__Do this__: Each record below should appear again exactly as written.
==== Data
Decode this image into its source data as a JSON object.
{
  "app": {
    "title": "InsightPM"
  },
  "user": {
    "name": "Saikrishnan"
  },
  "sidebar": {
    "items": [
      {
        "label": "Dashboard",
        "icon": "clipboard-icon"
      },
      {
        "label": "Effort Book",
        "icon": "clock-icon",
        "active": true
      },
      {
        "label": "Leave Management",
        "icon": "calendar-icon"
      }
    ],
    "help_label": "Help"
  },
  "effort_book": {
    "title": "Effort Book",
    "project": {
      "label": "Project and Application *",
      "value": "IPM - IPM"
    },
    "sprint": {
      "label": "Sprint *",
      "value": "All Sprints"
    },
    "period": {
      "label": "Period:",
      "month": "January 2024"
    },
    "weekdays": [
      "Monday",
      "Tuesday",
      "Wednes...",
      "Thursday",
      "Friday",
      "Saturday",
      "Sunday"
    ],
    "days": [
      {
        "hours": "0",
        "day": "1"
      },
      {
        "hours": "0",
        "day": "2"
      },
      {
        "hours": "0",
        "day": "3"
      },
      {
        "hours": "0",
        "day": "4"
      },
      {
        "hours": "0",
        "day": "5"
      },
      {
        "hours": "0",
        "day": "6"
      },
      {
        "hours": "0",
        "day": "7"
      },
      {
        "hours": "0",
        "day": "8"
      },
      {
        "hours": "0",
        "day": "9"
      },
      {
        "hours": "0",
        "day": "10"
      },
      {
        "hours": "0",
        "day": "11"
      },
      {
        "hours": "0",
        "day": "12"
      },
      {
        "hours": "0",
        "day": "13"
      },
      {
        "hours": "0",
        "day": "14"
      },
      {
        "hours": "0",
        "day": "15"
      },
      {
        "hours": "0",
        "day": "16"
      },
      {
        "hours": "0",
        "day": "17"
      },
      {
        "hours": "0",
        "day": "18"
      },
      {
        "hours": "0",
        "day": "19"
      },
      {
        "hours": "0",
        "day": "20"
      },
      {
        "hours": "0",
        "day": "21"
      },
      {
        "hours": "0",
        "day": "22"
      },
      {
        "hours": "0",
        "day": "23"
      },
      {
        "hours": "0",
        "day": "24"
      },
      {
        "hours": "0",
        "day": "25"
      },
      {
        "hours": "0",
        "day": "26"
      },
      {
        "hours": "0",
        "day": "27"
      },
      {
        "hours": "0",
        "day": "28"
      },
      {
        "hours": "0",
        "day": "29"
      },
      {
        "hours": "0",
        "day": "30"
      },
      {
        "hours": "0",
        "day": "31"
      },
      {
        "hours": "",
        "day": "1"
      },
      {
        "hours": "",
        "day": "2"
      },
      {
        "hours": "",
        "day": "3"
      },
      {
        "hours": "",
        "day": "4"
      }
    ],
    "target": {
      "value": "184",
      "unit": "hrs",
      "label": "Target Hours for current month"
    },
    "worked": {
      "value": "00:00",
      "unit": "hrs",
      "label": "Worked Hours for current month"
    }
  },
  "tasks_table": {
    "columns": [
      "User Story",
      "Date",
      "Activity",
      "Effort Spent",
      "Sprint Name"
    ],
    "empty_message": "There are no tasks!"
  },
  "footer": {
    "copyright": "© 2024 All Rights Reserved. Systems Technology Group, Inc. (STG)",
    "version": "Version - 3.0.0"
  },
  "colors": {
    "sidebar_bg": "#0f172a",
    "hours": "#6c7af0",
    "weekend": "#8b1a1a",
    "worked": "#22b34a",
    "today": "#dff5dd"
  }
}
========
__Result of the task__:
Decode this image into its source data as a JSON object.
{
  "app": {
    "title": "InsightPM"
  },
  "user": {
    "name": "Saikrishnan"
  },
  "sidebar": {
    "items": [
      {
        "label": "Dashboard",
        "icon": "clipboard-icon"
      },
      {
        "label": "Effort Book",
        "icon": "clock-icon",
        "active": true
      },
      {
        "label": "Leave Management",
        "icon": "calendar-icon"
      }
    ],
    "help_label": "Help"
  },
  "effort_book": {
    "title": "Effort Book",
    "project": {
      "label": "Project and Application *",
      "value": "IPM - IPM"
    },
    "sprint": {
      "label": "Sprint *",
      "value": "All Sprints"
    },
    "period": {
      "label": "Period:",
      "month": "January 2024"
    },
    "weekdays": [
      "Monday",
      "Tuesday",
      "Wednes...",
      "Thursday",
      "Friday",
      "Saturday",
      "Sunday"
    ],
    "days": [
      {
        "hours": "0",
        "day": "1"
      },
      {
        "hours": "0",
        "day": "2"
      },
      {
        "hours": "0",
        "day": "3"
      },
      {
        "hours": "0",
        "day": "4"
      },
      {
        "hours": "0",
        "day": "5"
      },
      {
        "hours": "0",
        "day": "6"
      },
      {
        "hours": "0",
        "day": "7"
      },
      {
        "hours": "0",
        "day": "8"
      },
      {
        "hours": "0",
        "day": "9"
      },
      {
        "hours": "0",
        "day": "10"
      },
      {
        "hours": "0",
        "day": "11"
      },
      {
        "hours": "0",
        "day": "12"
      },
      {
        "hours": "0",
        "day": "13"
      },
      {
        "hours": "0",
        "day": "14"
      },
      {
        "hours": "0",
        "day": "15"
      },
      {
        "hours": "0",
        "day": "16"
      },
      {
        "hours": "0",
        "day": "17"
      },
      {
        "hours": "0",
        "day": "18"
      },
      {
        "hours": "0",
        "day": "19"
      },
      {
        "hours": "0",
        "day": "20"
      },
      {
        "hours": "0",
        "day": "21"
      },
      {
        "hours": "0",
        "day": "22"
      },
      {
        "hours": "0",
        "day": "23"
      },
      {
        "hours": "0",
        "day": "24"
      },
      {
        "hours": "0",
        "day": "25"
      },
      {
        "hours": "0",
        "day": "26"
      },
      {
        "hours": "0",
        "day": "27"
      },
      {
        "hours": "0",
        "day": "28"
      },
      {
        "hours": "0",
        "day": "29"
      },
      {
        "hours": "0",
        "day": "30"
      },
      {
        "hours": "0",
        "day": "31"
      },
      {
        "hours": "",
        "day": "1"
      },
      {
        "hours": "",
        "day": "2"
      },
      {
        "hours": "",
        "day": "3"
      },
      {
        "hours": "",
        "day": "4"
      }
    ],
    "target": {
      "value": "184",
      "unit": "hrs",
      "label": "Target Hours for current month"
    },
    "worked": {
      "value": "00:00",
      "unit": "hrs",
      "label": "Worked Hours for current month"
    }
  },
  "tasks_table": {
    "columns": [
      "User Story",
      "Date",
      "Activity",
      "Effort Spent",
      "Sprint Name"
    ],
    "empty_message": "There are no tasks!"
  },
  "footer": {
    "copyright": "© 2024 All Rights Reserved. Systems Technology Group, Inc. (STG)",
    "version": "Version - 3.0.0"
  },
  "colors": {
    "sidebar_bg": "#0f172a",
    "hours": "#6c7af0",
    "weekend": "#8b1a1a",
    "worked": "#22b34a",
    "today": "#dff5dd"
  }
}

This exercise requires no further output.